PROBLEM REQUIREMENTS
Repeat the material in full. Keep every line exactly as it is.
___ EXTRACTED ENTRIES ___
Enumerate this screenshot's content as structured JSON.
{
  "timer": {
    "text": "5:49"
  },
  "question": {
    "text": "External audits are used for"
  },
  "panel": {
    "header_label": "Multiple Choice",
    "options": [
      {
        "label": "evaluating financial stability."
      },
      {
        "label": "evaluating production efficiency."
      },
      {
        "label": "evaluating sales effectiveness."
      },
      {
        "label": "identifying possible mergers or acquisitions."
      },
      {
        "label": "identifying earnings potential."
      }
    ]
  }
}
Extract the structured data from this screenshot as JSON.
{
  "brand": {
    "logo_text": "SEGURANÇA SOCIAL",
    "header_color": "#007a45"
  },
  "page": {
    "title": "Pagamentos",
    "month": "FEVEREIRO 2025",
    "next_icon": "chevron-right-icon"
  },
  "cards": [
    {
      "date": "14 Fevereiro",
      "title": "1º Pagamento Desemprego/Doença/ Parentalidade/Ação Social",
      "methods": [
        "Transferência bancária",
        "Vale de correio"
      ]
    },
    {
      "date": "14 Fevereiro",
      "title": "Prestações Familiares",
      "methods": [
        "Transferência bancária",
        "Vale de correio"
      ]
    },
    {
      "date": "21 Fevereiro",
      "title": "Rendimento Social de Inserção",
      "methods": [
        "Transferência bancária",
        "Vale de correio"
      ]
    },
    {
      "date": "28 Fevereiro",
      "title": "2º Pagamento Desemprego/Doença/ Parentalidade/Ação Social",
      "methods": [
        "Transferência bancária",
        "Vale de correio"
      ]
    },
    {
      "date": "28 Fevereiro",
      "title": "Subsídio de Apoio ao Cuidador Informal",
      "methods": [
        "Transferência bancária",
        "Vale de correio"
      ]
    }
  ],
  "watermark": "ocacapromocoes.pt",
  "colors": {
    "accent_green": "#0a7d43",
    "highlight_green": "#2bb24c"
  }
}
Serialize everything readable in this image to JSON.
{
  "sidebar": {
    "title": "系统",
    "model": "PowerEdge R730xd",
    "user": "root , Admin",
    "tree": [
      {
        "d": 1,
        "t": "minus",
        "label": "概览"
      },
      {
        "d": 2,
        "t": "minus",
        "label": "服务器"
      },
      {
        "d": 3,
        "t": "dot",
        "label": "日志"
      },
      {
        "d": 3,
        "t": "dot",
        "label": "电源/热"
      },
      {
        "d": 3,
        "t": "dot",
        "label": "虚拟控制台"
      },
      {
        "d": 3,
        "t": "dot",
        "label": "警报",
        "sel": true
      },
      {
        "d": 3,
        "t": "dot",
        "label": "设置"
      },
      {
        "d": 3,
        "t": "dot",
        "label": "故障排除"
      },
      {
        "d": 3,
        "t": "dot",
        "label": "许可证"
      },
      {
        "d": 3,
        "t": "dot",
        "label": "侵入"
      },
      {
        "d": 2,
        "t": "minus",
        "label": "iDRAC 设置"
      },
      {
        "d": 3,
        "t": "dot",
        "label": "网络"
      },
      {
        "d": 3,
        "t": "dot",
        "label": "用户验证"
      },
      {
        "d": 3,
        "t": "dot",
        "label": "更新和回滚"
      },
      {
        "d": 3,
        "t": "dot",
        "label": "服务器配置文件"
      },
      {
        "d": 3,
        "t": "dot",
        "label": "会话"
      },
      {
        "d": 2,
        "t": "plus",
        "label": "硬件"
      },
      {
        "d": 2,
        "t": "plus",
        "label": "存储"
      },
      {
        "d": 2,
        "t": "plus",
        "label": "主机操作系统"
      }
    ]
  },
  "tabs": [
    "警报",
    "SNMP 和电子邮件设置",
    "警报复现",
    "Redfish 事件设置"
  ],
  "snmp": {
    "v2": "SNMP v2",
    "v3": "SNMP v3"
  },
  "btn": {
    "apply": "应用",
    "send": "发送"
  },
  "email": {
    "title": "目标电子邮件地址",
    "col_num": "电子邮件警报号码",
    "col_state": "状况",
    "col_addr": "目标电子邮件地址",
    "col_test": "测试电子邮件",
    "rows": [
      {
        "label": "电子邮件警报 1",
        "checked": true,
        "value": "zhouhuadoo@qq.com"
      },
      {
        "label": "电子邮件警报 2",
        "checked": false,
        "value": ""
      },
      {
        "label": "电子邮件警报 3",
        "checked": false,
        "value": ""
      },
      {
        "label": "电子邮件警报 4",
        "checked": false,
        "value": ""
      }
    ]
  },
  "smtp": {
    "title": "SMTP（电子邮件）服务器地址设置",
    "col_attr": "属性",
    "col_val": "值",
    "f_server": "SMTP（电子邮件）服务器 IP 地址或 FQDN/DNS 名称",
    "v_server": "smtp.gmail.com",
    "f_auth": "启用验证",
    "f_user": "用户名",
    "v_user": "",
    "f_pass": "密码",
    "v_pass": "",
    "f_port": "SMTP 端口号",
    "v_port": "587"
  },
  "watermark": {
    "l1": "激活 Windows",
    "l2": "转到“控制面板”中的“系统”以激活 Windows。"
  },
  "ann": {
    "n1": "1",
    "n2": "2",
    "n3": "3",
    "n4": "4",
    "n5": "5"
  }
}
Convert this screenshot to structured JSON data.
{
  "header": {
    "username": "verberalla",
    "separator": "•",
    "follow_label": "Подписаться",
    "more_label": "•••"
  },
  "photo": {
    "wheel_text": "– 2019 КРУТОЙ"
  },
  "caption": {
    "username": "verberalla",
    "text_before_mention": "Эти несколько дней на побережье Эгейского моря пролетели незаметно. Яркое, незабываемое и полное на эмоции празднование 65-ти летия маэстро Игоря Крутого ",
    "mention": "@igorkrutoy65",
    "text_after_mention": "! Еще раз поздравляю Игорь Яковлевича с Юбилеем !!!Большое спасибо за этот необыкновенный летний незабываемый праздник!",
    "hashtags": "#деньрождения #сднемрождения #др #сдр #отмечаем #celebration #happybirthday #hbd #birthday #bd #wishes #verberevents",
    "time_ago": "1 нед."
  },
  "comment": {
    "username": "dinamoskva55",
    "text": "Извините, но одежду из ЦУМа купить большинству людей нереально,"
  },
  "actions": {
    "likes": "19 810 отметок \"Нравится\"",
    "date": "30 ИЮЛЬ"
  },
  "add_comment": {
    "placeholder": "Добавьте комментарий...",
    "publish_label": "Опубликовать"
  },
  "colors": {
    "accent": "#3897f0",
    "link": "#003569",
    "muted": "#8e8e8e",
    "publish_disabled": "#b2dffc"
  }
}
___
EXERCISE RESPONSE
Enumerate this screenshot's content as structured JSON.
{
  "timer": {
    "text": "5:49"
  },
  "question": {
    "text": "External audits are used for"
  },
  "panel": {
    "header_label": "Multiple Choice",
    "options": [
      {
        "label": "evaluating financial stability."
      },
      {
        "label": "evaluating production efficiency."
      },
      {
        "label": "evaluating sales effectiveness."
      },
      {
        "label": "identifying possible mergers or acquisitions."
      },
      {
        "label": "identifying earnings potential."
      }
    ]
  }
}
Extract the structured data from this screenshot as JSON.
{
  "brand": {
    "logo_text": "SEGURANÇA SOCIAL",
    "header_color": "#007a45"
  },
  "page": {
    "title": "Pagamentos",
    "month": "FEVEREIRO 2025",
    "next_icon": "chevron-right-icon"
  },
  "cards": [
    {
      "date": "14 Fevereiro",
      "title": "1º Pagamento Desemprego/Doença/ Parentalidade/Ação Social",
      "methods": [
        "Transferência bancária",
        "Vale de correio"
      ]
    },
    {
      "date": "14 Fevereiro",
      "title": "Prestações Familiares",
      "methods": [
        "Transferência bancária",
        "Vale de correio"
      ]
    },
    {
      "date": "21 Fevereiro",
      "title": "Rendimento Social de Inserção",
      "methods": [
        "Transferência bancária",
        "Vale de correio"
      ]
    },
    {
      "date": "28 Fevereiro",
      "title": "2º Pagamento Desemprego/Doença/ Parentalidade/Ação Social",
      "methods": [
        "Transferência bancária",
        "Vale de correio"
      ]
    },
    {
      "date": "28 Fevereiro",
      "title": "Subsídio de Apoio ao Cuidador Informal",
      "methods": [
        "Transferência bancária",
        "Vale de correio"
      ]
    }
  ],
  "watermark": "ocacapromocoes.pt",
  "colors": {
    "accent_green": "#0a7d43",
    "highlight_green": "#2bb24c"
  }
}
Serialize everything readable in this image to JSON.
{
  "sidebar": {
    "title": "系统",
    "model": "PowerEdge R730xd",
    "user": "root , Admin",
    "tree": [
      {
        "d": 1,
        "t": "minus",
        "label": "概览"
      },
      {
        "d": 2,
        "t": "minus",
        "label": "服务器"
      },
      {
        "d": 3,
        "t": "dot",
        "label": "日志"
      },
      {
        "d": 3,
        "t": "dot",
        "label": "电源/热"
      },
      {
        "d": 3,
        "t": "dot",
        "label": "虚拟控制台"
      },
      {
        "d": 3,
        "t": "dot",
        "label": "警报",
        "sel": true
      },
      {
        "d": 3,
        "t": "dot",
        "label": "设置"
      },
      {
        "d": 3,
        "t": "dot",
        "label": "故障排除"
      },
      {
        "d": 3,
        "t": "dot",
        "label": "许可证"
      },
      {
        "d": 3,
        "t": "dot",
        "label": "侵入"
      },
      {
        "d": 2,
        "t": "minus",
        "label": "iDRAC 设置"
      },
      {
        "d": 3,
        "t": "dot",
        "label": "网络"
      },
      {
        "d": 3,
        "t": "dot",
        "label": "用户验证"
      },
      {
        "d": 3,
        "t": "dot",
        "label": "更新和回滚"
      },
      {
        "d": 3,
        "t": "dot",
        "label": "服务器配置文件"
      },
      {
        "d": 3,
        "t": "dot",
        "label": "会话"
      },
      {
        "d": 2,
        "t": "plus",
        "label": "硬件"
      },
      {
        "d": 2,
        "t": "plus",
        "label": "存储"
      },
      {
        "d": 2,
        "t": "plus",
        "label": "主机操作系统"
      }
    ]
  },
  "tabs": [
    "警报",
    "SNMP 和电子邮件设置",
    "警报复现",
    "Redfish 事件设置"
  ],
  "snmp": {
    "v2": "SNMP v2",
    "v3": "SNMP v3"
  },
  "btn": {
    "apply": "应用",
    "send": "发送"
  },
  "email": {
    "title": "目标电子邮件地址",
    "col_num": "电子邮件警报号码",
    "col_state": "状况",
    "col_addr": "目标电子邮件地址",
    "col_test": "测试电子邮件",
    "rows": [
      {
        "label": "电子邮件警报 1",
        "checked": true,
        "value": "zhouhuadoo@qq.com"
      },
      {
        "label": "电子邮件警报 2",
        "checked": false,
        "value": ""
      },
      {
        "label": "电子邮件警报 3",
        "checked": false,
        "value": ""
      },
      {
        "label": "电子邮件警报 4",
        "checked": false,
        "value": ""
      }
    ]
  },
  "smtp": {
    "title": "SMTP（电子邮件）服务器地址设置",
    "col_attr": "属性",
    "col_val": "值",
    "f_server": "SMTP（电子邮件）服务器 IP 地址或 FQDN/DNS 名称",
    "v_server": "smtp.gmail.com",
    "f_auth": "启用验证",
    "f_user": "用户名",
    "v_user": "",
    "f_pass": "密码",
    "v_pass": "",
    "f_port": "SMTP 端口号",
    "v_port": "587"
  },
  "watermark": {
    "l1": "激活 Windows",
    "l2": "转到“控制面板”中的“系统”以激活 Windows。"
  },
  "ann": {
    "n1": "1",
    "n2": "2",
    "n3": "3",
    "n4": "4",
    "n5": "5"
  }
}
Convert this screenshot to structured JSON data.
{
  "header": {
    "username": "verberalla",
    "separator": "•",
    "follow_label": "Подписаться",
    "more_label": "•••"
  },
  "photo": {
    "wheel_text": "– 2019 КРУТОЙ"
  },
  "caption": {
    "username": "verberalla",
    "text_before_mention": "Эти несколько дней на побережье Эгейского моря пролетели незаметно. Яркое, незабываемое и полное на эмоции празднование 65-ти летия маэстро Игоря Крутого ",
    "mention": "@igorkrutoy65",
    "text_after_mention": "! Еще раз поздравляю Игорь Яковлевича с Юбилеем !!!Большое спасибо за этот необыкновенный летний незабываемый праздник!",
    "hashtags": "#деньрождения #сднемрождения #др #сдр #отмечаем #celebration #happybirthday #hbd #birthday #bd #wishes #verberevents",
    "time_ago": "1 нед."
  },
  "comment": {
    "username": "dinamoskva55",
    "text": "Извините, но одежду из ЦУМа купить большинству людей нереально,"
  },
  "actions": {
    "likes": "19 810 отметок \"Нравится\"",
    "date": "30 ИЮЛЬ"
  },
  "add_comment": {
    "placeholder": "Добавьте комментарий...",
    "publish_label": "Опубликовать"
  },
  "colors": {
    "accent": "#3897f0",
    "link": "#003569",
    "muted": "#8e8e8e",
    "publish_disabled": "#b2dffc"
  }
}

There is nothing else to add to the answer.